----- Exercise inputs
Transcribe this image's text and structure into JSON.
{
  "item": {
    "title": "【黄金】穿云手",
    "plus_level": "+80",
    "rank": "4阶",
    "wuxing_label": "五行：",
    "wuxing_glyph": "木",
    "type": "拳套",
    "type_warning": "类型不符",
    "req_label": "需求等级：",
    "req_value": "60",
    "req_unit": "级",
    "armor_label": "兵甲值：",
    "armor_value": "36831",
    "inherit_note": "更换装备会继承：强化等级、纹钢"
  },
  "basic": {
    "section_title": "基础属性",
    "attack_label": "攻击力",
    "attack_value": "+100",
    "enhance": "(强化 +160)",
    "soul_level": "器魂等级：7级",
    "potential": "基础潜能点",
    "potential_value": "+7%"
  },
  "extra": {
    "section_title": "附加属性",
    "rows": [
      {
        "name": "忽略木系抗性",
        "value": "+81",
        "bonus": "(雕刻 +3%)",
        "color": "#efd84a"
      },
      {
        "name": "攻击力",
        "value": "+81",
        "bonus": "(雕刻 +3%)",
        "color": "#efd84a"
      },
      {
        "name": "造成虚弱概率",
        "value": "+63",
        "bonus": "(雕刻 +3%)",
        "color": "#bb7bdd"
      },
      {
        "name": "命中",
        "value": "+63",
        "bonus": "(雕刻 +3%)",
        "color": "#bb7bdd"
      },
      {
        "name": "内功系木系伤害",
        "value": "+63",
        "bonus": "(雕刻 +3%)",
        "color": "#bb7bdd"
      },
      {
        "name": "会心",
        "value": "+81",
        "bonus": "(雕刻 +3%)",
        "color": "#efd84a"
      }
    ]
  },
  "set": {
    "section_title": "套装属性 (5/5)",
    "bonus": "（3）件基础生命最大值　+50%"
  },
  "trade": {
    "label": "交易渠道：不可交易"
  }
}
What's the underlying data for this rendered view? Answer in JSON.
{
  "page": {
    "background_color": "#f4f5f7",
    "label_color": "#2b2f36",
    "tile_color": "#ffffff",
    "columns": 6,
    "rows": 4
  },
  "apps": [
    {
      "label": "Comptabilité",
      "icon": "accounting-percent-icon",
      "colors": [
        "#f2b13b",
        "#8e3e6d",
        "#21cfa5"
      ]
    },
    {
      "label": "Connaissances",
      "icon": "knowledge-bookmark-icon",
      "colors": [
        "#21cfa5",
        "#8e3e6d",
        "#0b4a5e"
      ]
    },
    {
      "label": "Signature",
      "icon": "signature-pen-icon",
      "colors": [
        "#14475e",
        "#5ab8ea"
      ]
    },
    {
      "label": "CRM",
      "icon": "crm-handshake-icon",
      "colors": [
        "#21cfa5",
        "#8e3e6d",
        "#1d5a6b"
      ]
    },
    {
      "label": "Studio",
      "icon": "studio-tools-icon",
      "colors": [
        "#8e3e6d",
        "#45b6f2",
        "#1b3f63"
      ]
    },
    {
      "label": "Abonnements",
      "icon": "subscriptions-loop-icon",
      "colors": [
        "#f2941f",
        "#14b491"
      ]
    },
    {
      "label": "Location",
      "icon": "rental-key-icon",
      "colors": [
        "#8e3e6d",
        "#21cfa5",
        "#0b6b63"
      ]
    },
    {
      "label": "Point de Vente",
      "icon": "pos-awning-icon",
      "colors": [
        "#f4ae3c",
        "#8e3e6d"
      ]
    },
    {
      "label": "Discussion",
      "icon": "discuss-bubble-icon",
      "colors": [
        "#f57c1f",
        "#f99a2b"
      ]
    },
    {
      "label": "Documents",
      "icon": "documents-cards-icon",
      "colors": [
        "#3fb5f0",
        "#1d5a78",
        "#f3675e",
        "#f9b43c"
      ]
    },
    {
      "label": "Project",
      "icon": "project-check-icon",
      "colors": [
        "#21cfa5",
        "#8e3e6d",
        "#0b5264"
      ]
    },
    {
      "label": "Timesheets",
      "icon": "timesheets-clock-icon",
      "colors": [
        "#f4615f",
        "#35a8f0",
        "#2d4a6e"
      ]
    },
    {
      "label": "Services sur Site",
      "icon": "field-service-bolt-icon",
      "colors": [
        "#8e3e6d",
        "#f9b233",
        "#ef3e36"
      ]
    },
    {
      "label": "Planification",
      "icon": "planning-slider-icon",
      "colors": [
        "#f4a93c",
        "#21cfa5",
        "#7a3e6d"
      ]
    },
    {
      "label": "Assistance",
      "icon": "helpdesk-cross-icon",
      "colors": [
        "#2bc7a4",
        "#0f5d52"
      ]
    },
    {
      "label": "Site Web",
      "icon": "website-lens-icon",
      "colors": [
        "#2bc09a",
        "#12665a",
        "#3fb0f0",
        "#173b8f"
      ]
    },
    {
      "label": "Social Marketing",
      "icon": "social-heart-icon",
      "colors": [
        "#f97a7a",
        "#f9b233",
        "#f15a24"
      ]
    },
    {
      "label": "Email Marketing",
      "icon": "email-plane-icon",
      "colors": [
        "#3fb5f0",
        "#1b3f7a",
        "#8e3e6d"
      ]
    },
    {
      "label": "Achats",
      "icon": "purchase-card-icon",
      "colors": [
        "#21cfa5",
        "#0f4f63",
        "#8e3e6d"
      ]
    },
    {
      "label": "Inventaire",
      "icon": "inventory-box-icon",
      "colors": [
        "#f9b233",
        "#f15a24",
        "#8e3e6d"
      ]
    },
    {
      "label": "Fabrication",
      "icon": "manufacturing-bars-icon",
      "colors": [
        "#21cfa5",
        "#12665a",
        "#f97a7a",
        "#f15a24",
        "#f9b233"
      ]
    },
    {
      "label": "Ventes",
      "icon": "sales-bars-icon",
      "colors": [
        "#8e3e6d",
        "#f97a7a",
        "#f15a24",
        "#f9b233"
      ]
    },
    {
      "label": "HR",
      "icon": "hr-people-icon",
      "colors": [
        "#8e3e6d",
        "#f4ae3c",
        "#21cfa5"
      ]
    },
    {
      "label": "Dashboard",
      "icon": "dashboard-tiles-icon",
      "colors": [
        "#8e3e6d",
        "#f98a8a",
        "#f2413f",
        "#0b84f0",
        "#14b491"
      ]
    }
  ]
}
----------
_The problem_:
Copy out the whole listing exactly.

_Complete answer_:
Transcribe this image's text and structure into JSON.
{
  "item": {
    "title": "【黄金】穿云手",
    "plus_level": "+80",
    "rank": "4阶",
    "wuxing_label": "五行：",
    "wuxing_glyph": "木",
    "type": "拳套",
    "type_warning": "类型不符",
    "req_label": "需求等级：",
    "req_value": "60",
    "req_unit": "级",
    "armor_label": "兵甲值：",
    "armor_value": "36831",
    "inherit_note": "更换装备会继承：强化等级、纹钢"
  },
  "basic": {
    "section_title": "基础属性",
    "attack_label": "攻击力",
    "attack_value": "+100",
    "enhance": "(强化 +160)",
    "soul_level": "器魂等级：7级",
    "potential": "基础潜能点",
    "potential_value": "+7%"
  },
  "extra": {
    "section_title": "附加属性",
    "rows": [
      {
        "name": "忽略木系抗性",
        "value": "+81",
        "bonus": "(雕刻 +3%)",
        "color": "#efd84a"
      },
      {
        "name": "攻击力",
        "value": "+81",
        "bonus": "(雕刻 +3%)",
        "color": "#efd84a"
      },
      {
        "name": "造成虚弱概率",
        "value": "+63",
        "bonus": "(雕刻 +3%)",
        "color": "#bb7bdd"
      },
      {
        "name": "命中",
        "value": "+63",
        "bonus": "(雕刻 +3%)",
        "color": "#bb7bdd"
      },
      {
        "name": "内功系木系伤害",
        "value": "+63",
        "bonus": "(雕刻 +3%)",
        "color": "#bb7bdd"
      },
      {
        "name": "会心",
        "value": "+81",
        "bonus": "(雕刻 +3%)",
        "color": "#efd84a"
      }
    ]
  },
  "set": {
    "section_title": "套装属性 (5/5)",
    "bonus": "（3）件基础生命最大值　+50%"
  },
  "trade": {
    "label": "交易渠道：不可交易"
  }
}
What's the underlying data for this rendered view? Answer in JSON.
{
  "page": {
    "background_color": "#f4f5f7",
    "label_color": "#2b2f36",
    "tile_color": "#ffffff",
    "columns": 6,
    "rows": 4
  },
  "apps": [
    {
      "label": "Comptabilité",
      "icon": "accounting-percent-icon",
      "colors": [
        "#f2b13b",
        "#8e3e6d",
        "#21cfa5"
      ]
    },
    {
      "label": "Connaissances",
      "icon": "knowledge-bookmark-icon",
      "colors": [
        "#21cfa5",
        "#8e3e6d",
        "#0b4a5e"
      ]
    },
    {
      "label": "Signature",
      "icon": "signature-pen-icon",
      "colors": [
        "#14475e",
        "#5ab8ea"
      ]
    },
    {
      "label": "CRM",
      "icon": "crm-handshake-icon",
      "colors": [
        "#21cfa5",
        "#8e3e6d",
        "#1d5a6b"
      ]
    },
    {
      "label": "Studio",
      "icon": "studio-tools-icon",
      "colors": [
        "#8e3e6d",
        "#45b6f2",
        "#1b3f63"
      ]
    },
    {
      "label": "Abonnements",
      "icon": "subscriptions-loop-icon",
      "colors": [
        "#f2941f",
        "#14b491"
      ]
    },
    {
      "label": "Location",
      "icon": "rental-key-icon",
      "colors": [
        "#8e3e6d",
        "#21cfa5",
        "#0b6b63"
      ]
    },
    {
      "label": "Point de Vente",
      "icon": "pos-awning-icon",
      "colors": [
        "#f4ae3c",
        "#8e3e6d"
      ]
    },
    {
      "label": "Discussion",
      "icon": "discuss-bubble-icon",
      "colors": [
        "#f57c1f",
        "#f99a2b"
      ]
    },
    {
      "label": "Documents",
      "icon": "documents-cards-icon",
      "colors": [
        "#3fb5f0",
        "#1d5a78",
        "#f3675e",
        "#f9b43c"
      ]
    },
    {
      "label": "Project",
      "icon": "project-check-icon",
      "colors": [
        "#21cfa5",
        "#8e3e6d",
        "#0b5264"
      ]
    },
    {
      "label": "Timesheets",
      "icon": "timesheets-clock-icon",
      "colors": [
        "#f4615f",
        "#35a8f0",
        "#2d4a6e"
      ]
    },
    {
      "label": "Services sur Site",
      "icon": "field-service-bolt-icon",
      "colors": [
        "#8e3e6d",
        "#f9b233",
        "#ef3e36"
      ]
    },
    {
      "label": "Planification",
      "icon": "planning-slider-icon",
      "colors": [
        "#f4a93c",
        "#21cfa5",
        "#7a3e6d"
      ]
    },
    {
      "label": "Assistance",
      "icon": "helpdesk-cross-icon",
      "colors": [
        "#2bc7a4",
        "#0f5d52"
      ]
    },
    {
      "label": "Site Web",
      "icon": "website-lens-icon",
      "colors": [
        "#2bc09a",
        "#12665a",
        "#3fb0f0",
        "#173b8f"
      ]
    },
    {
      "label": "Social Marketing",
      "icon": "social-heart-icon",
      "colors": [
        "#f97a7a",
        "#f9b233",
        "#f15a24"
      ]
    },
    {
      "label": "Email Marketing",
      "icon": "email-plane-icon",
      "colors": [
        "#3fb5f0",
        "#1b3f7a",
        "#8e3e6d"
      ]
    },
    {
      "label": "Achats",
      "icon": "purchase-card-icon",
      "colors": [
        "#21cfa5",
        "#0f4f63",
        "#8e3e6d"
      ]
    },
    {
      "label": "Inventaire",
      "icon": "inventory-box-icon",
      "colors": [
        "#f9b233",
        "#f15a24",
        "#8e3e6d"
      ]
    },
    {
      "label": "Fabrication",
      "icon": "manufacturing-bars-icon",
      "colors": [
        "#21cfa5",
        "#12665a",
        "#f97a7a",
        "#f15a24",
        "#f9b233"
      ]
    },
    {
      "label": "Ventes",
      "icon": "sales-bars-icon",
      "colors": [
        "#8e3e6d",
        "#f97a7a",
        "#f15a24",
        "#f9b233"
      ]
    },
    {
      "label": "HR",
      "icon": "hr-people-icon",
      "colors": [
        "#8e3e6d",
        "#f4ae3c",
        "#21cfa5"
      ]
    },
    {
      "label": "Dashboard",
      "icon": "dashboard-tiles-icon",
      "colors": [
        "#8e3e6d",
        "#f98a8a",
        "#f2413f",
        "#0b84f0",
        "#14b491"
      ]
    }
  ]
}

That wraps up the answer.